((

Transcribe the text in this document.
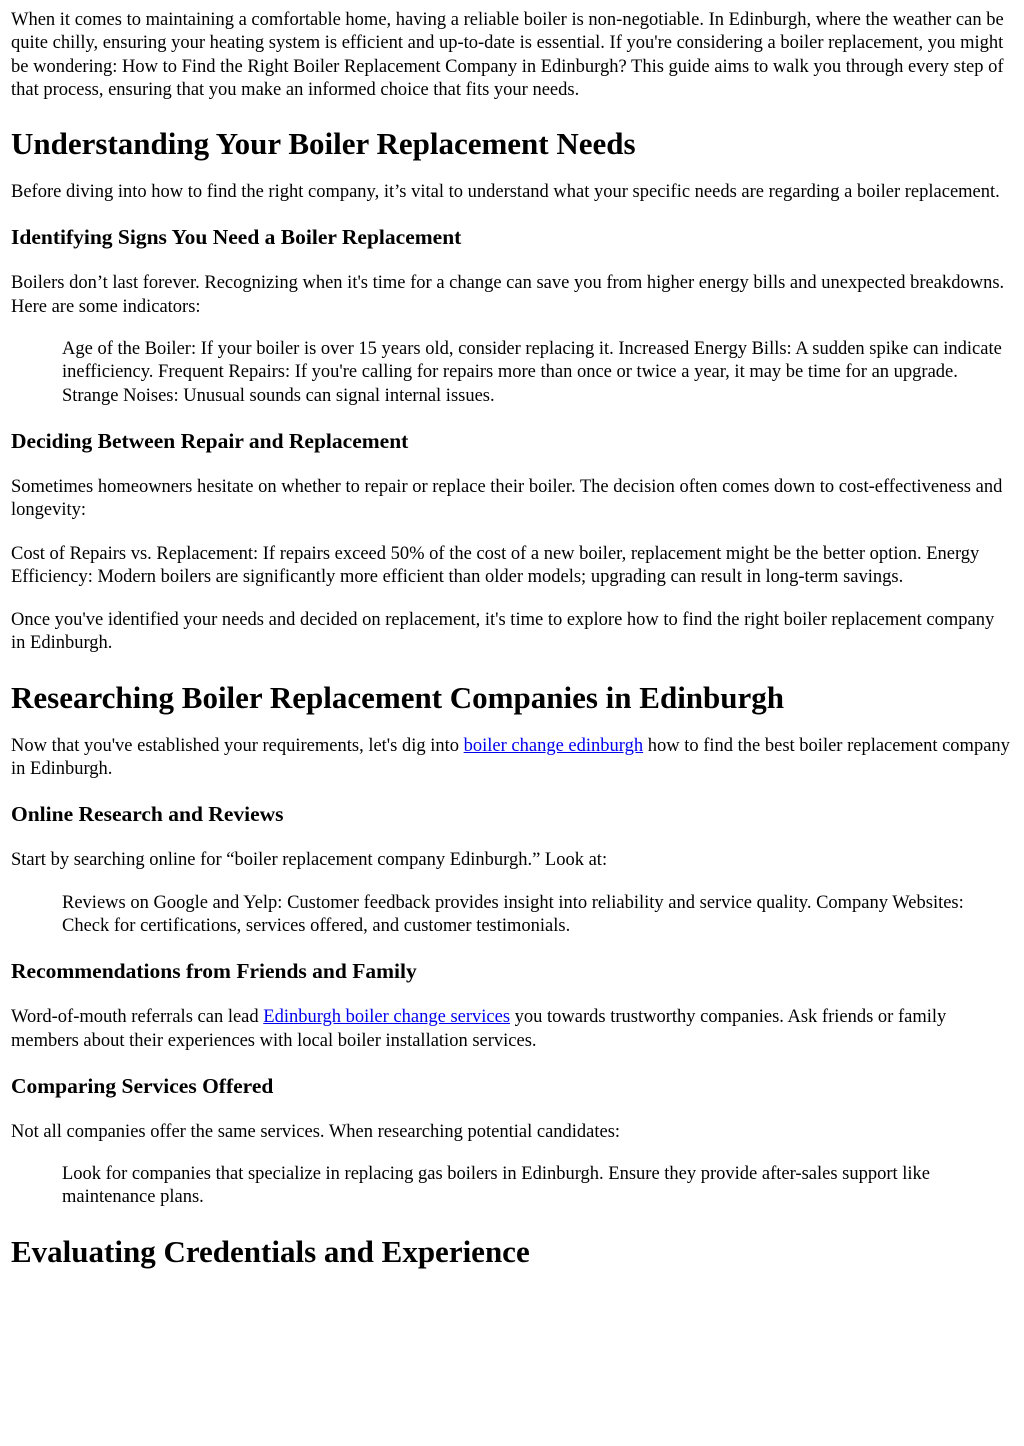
When it comes to maintaining a comfortable home, having a reliable boiler is non-negotiable. In Edinburgh, where the weather can be quite chilly, ensuring your heating system is efficient and up-to-date is essential. If you're considering a boiler replacement, you might be wondering: How to Find the Right Boiler Replacement Company in Edinburgh? This guide aims to walk you through every step of that process, ensuring that you make an informed choice that fits your needs.

Understanding Your Boiler Replacement Needs

Before diving into how to find the right company, it’s vital to understand what your specific needs are regarding a boiler replacement.

Identifying Signs You Need a Boiler Replacement

Boilers don’t last forever. Recognizing when it's time for a change can save you from higher energy bills and unexpected breakdowns. Here are some indicators:

Age of the Boiler: If your boiler is over 15 years old, consider replacing it. Increased Energy Bills: A sudden spike can indicate inefficiency. Frequent Repairs: If you're calling for repairs more than once or twice a year, it may be time for an upgrade. Strange Noises: Unusual sounds can signal internal issues.
Deciding Between Repair and Replacement

Sometimes homeowners hesitate on whether to repair or replace their boiler. The decision often comes down to cost-effectiveness and longevity:

Cost of Repairs vs. Replacement: If repairs exceed 50% of the cost of a new boiler, replacement might be the better option. Energy Efficiency: Modern boilers are significantly more efficient than older models; upgrading can result in long-term savings.

Once you've identified your needs and decided on replacement, it's time to explore how to find the right boiler replacement company in Edinburgh.

Researching Boiler Replacement Companies in Edinburgh

Now that you've established your requirements, let's dig into boiler change edinburgh how to find the best boiler replacement company in Edinburgh.

Online Research and Reviews

Start by searching online for “boiler replacement company Edinburgh.” Look at:

Reviews on Google and Yelp: Customer feedback provides insight into reliability and service quality. Company Websites: Check for certifications, services offered, and customer testimonials.
Recommendations from Friends and Family

Word-of-mouth referrals can lead Edinburgh boiler change services you towards trustworthy companies. Ask friends or family members about their experiences with local boiler installation services.

Comparing Services Offered

Not all companies offer the same services. When researching potential candidates:

Look for companies that specialize in replacing gas boilers in Edinburgh. Ensure they provide after-sales support like maintenance plans.
Evaluating Credentials and Experience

))

* [What needs to be done]
Set the listing down in full and exactly. Pictures within it should not appear in the copy.

* [Solution for this task]
Transcribe the text in this document.
When it comes to maintaining a comfortable home, having a reliable boiler is non-negotiable. In Edinburgh, where the weather can be quite chilly, ensuring your heating system is efficient and up-to-date is essential. If you're considering a boiler replacement, you might be wondering: How to Find the Right Boiler Replacement Company in Edinburgh? This guide aims to walk you through every step of that process, ensuring that you make an informed choice that fits your needs.

Understanding Your Boiler Replacement Needs

Before diving into how to find the right company, it’s vital to understand what your specific needs are regarding a boiler replacement.

Identifying Signs You Need a Boiler Replacement

Boilers don’t last forever. Recognizing when it's time for a change can save you from higher energy bills and unexpected breakdowns. Here are some indicators:

Age of the Boiler: If your boiler is over 15 years old, consider replacing it. Increased Energy Bills: A sudden spike can indicate inefficiency. Frequent Repairs: If you're calling for repairs more than once or twice a year, it may be time for an upgrade. Strange Noises: Unusual sounds can signal internal issues.
Deciding Between Repair and Replacement

Sometimes homeowners hesitate on whether to repair or replace their boiler. The decision often comes down to cost-effectiveness and longevity:

Cost of Repairs vs. Replacement: If repairs exceed 50% of the cost of a new boiler, replacement might be the better option. Energy Efficiency: Modern boilers are significantly more efficient than older models; upgrading can result in long-term savings.

Once you've identified your needs and decided on replacement, it's time to explore how to find the right boiler replacement company in Edinburgh.

Researching Boiler Replacement Companies in Edinburgh

Now that you've established your requirements, let's dig into boiler change edinburgh how to find the best boiler replacement company in Edinburgh.

Online Research and Reviews

Start by searching online for “boiler replacement company Edinburgh.” Look at:

Reviews on Google and Yelp: Customer feedback provides insight into reliability and service quality. Company Websites: Check for certifications, services offered, and customer testimonials.
Recommendations from Friends and Family

Word-of-mouth referrals can lead Edinburgh boiler change services you towards trustworthy companies. Ask friends or family members about their experiences with local boiler installation services.

Comparing Services Offered

Not all companies offer the same services. When researching potential candidates:

Look for companies that specialize in replacing gas boilers in Edinburgh. Ensure they provide after-sales support like maintenance plans.
Evaluating Credentials and Experience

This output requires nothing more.